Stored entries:
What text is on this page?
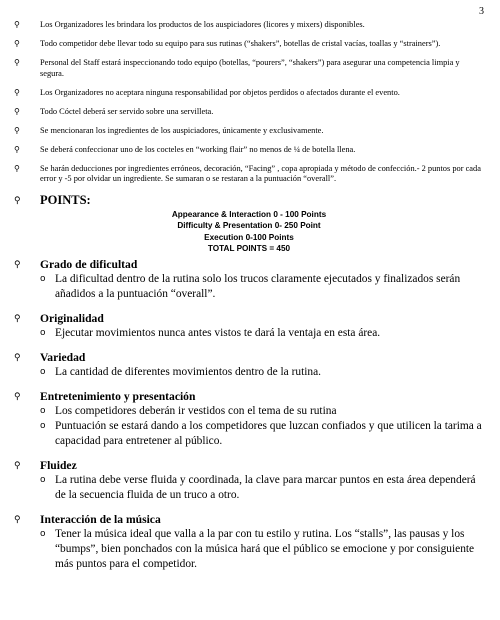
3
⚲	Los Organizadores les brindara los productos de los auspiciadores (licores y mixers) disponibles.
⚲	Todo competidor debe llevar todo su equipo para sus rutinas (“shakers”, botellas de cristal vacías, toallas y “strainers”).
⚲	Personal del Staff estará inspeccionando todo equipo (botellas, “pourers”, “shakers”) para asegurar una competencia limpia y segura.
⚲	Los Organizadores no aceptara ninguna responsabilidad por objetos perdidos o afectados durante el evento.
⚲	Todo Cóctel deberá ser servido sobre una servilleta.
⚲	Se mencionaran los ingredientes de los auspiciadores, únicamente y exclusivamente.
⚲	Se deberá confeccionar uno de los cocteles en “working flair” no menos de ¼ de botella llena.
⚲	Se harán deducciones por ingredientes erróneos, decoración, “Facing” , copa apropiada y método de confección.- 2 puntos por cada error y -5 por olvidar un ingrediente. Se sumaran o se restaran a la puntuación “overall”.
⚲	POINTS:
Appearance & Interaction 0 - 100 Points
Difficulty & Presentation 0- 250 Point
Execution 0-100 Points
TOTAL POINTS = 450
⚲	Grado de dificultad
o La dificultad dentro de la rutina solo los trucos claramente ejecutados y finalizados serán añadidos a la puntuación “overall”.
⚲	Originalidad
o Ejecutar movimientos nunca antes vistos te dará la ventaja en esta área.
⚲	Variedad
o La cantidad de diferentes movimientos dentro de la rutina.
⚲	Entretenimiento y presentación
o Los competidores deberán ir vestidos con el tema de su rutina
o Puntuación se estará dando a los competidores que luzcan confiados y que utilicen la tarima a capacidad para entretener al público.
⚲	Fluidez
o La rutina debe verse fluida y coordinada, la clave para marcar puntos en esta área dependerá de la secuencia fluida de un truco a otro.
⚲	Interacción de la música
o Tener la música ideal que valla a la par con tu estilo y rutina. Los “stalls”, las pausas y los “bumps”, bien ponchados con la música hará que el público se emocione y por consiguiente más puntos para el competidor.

Exercise task:
Every line above should be returned word for word, with the pictures left behind.

Output of the task:
What text is on this page?
3
⚲	Los Organizadores les brindara los productos de los auspiciadores (licores y mixers) disponibles.
⚲	Todo competidor debe llevar todo su equipo para sus rutinas (“shakers”, botellas de cristal vacías, toallas y “strainers”).
⚲	Personal del Staff estará inspeccionando todo equipo (botellas, “pourers”, “shakers”) para asegurar una competencia limpia y segura.
⚲	Los Organizadores no aceptara ninguna responsabilidad por objetos perdidos o afectados durante el evento.
⚲	Todo Cóctel deberá ser servido sobre una servilleta.
⚲	Se mencionaran los ingredientes de los auspiciadores, únicamente y exclusivamente.
⚲	Se deberá confeccionar uno de los cocteles en “working flair” no menos de ¼ de botella llena.
⚲	Se harán deducciones por ingredientes erróneos, decoración, “Facing” , copa apropiada y método de confección.- 2 puntos por cada error y -5 por olvidar un ingrediente. Se sumaran o se restaran a la puntuación “overall”.
⚲	POINTS:
Appearance & Interaction 0 - 100 Points
Difficulty & Presentation 0- 250 Point
Execution 0-100 Points
TOTAL POINTS = 450
⚲	Grado de dificultad
o La dificultad dentro de la rutina solo los trucos claramente ejecutados y finalizados serán añadidos a la puntuación “overall”.
⚲	Originalidad
o Ejecutar movimientos nunca antes vistos te dará la ventaja en esta área.
⚲	Variedad
o La cantidad de diferentes movimientos dentro de la rutina.
⚲	Entretenimiento y presentación
o Los competidores deberán ir vestidos con el tema de su rutina
o Puntuación se estará dando a los competidores que luzcan confiados y que utilicen la tarima a capacidad para entretener al público.
⚲	Fluidez
o La rutina debe verse fluida y coordinada, la clave para marcar puntos en esta área dependerá de la secuencia fluida de un truco a otro.
⚲	Interacción de la música
o Tener la música ideal que valla a la par con tu estilo y rutina. Los “stalls”, las pausas y los “bumps”, bien ponchados con la música hará que el público se emocione y por consiguiente más puntos para el competidor.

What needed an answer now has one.